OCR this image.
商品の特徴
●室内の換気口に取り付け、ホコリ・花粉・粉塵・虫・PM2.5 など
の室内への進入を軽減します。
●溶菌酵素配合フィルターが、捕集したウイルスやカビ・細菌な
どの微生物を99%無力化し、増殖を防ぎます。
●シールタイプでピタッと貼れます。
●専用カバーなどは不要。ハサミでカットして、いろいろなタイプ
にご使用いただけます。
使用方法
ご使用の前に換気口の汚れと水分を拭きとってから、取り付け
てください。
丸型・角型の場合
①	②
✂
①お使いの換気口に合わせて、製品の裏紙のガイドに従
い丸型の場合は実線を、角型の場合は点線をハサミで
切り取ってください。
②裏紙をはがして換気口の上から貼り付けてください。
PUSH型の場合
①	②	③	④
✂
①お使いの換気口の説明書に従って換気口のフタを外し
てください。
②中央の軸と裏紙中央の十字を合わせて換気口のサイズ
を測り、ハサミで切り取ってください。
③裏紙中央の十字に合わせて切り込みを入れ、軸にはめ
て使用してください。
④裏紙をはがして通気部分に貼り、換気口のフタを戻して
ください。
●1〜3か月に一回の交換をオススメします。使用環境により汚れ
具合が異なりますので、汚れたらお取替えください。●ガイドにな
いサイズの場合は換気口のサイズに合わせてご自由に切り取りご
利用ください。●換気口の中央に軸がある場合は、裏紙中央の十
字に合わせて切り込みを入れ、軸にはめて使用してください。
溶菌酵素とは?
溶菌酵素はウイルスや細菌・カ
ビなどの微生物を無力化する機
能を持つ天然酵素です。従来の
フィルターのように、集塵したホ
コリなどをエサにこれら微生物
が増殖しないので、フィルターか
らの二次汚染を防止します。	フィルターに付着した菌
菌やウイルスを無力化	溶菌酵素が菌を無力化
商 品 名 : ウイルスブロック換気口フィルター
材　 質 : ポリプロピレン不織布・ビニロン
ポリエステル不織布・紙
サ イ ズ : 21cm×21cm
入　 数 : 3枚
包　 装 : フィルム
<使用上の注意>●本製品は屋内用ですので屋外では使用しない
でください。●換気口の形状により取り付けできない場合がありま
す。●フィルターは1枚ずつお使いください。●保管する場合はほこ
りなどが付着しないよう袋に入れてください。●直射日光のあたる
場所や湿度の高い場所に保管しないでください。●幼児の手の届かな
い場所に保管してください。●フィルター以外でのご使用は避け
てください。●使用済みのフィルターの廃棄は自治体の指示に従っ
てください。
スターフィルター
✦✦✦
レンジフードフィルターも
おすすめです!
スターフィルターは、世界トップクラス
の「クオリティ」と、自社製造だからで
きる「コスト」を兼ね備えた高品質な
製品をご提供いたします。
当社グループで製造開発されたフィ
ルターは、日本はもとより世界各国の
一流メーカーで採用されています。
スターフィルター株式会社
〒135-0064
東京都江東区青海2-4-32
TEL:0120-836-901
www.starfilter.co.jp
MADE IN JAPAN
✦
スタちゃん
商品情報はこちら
::::
What is asked: Retype the data exactly as given.

Solution:
OCR this image.
商品の特徴
●室内の換気口に取り付け、ホコリ・花粉・粉塵・虫・PM2.5 など
の室内への進入を軽減します。
●溶菌酵素配合フィルターが、捕集したウイルスやカビ・細菌な
どの微生物を99%無力化し、増殖を防ぎます。
●シールタイプでピタッと貼れます。
●専用カバーなどは不要。ハサミでカットして、いろいろなタイプ
にご使用いただけます。
使用方法
ご使用の前に換気口の汚れと水分を拭きとってから、取り付け
てください。
丸型・角型の場合
①	②
✂
①お使いの換気口に合わせて、製品の裏紙のガイドに従
い丸型の場合は実線を、角型の場合は点線をハサミで
切り取ってください。
②裏紙をはがして換気口の上から貼り付けてください。
PUSH型の場合
①	②	③	④
✂
①お使いの換気口の説明書に従って換気口のフタを外し
てください。
②中央の軸と裏紙中央の十字を合わせて換気口のサイズ
を測り、ハサミで切り取ってください。
③裏紙中央の十字に合わせて切り込みを入れ、軸にはめ
て使用してください。
④裏紙をはがして通気部分に貼り、換気口のフタを戻して
ください。
●1〜3か月に一回の交換をオススメします。使用環境により汚れ
具合が異なりますので、汚れたらお取替えください。●ガイドにな
いサイズの場合は換気口のサイズに合わせてご自由に切り取りご
利用ください。●換気口の中央に軸がある場合は、裏紙中央の十
字に合わせて切り込みを入れ、軸にはめて使用してください。
溶菌酵素とは?
溶菌酵素はウイルスや細菌・カ
ビなどの微生物を無力化する機
能を持つ天然酵素です。従来の
フィルターのように、集塵したホ
コリなどをエサにこれら微生物
が増殖しないので、フィルターか
らの二次汚染を防止します。	フィルターに付着した菌
菌やウイルスを無力化	溶菌酵素が菌を無力化
商 品 名 : ウイルスブロック換気口フィルター
材　 質 : ポリプロピレン不織布・ビニロン
ポリエステル不織布・紙
サ イ ズ : 21cm×21cm
入　 数 : 3枚
包　 装 : フィルム
<使用上の注意>●本製品は屋内用ですので屋外では使用しない
でください。●換気口の形状により取り付けできない場合がありま
す。●フィルターは1枚ずつお使いください。●保管する場合はほこ
りなどが付着しないよう袋に入れてください。●直射日光のあたる
場所や湿度の高い場所に保管しないでください。●幼児の手の届かな
い場所に保管してください。●フィルター以外でのご使用は避け
てください。●使用済みのフィルターの廃棄は自治体の指示に従っ
てください。
スターフィルター
✦✦✦
レンジフードフィルターも
おすすめです!
スターフィルターは、世界トップクラス
の「クオリティ」と、自社製造だからで
きる「コスト」を兼ね備えた高品質な
製品をご提供いたします。
当社グループで製造開発されたフィ
ルターは、日本はもとより世界各国の
一流メーカーで採用されています。
スターフィルター株式会社
〒135-0064
東京都江東区青海2-4-32
TEL:0120-836-901
www.starfilter.co.jp
MADE IN JAPAN
✦
スタちゃん
商品情報はこちら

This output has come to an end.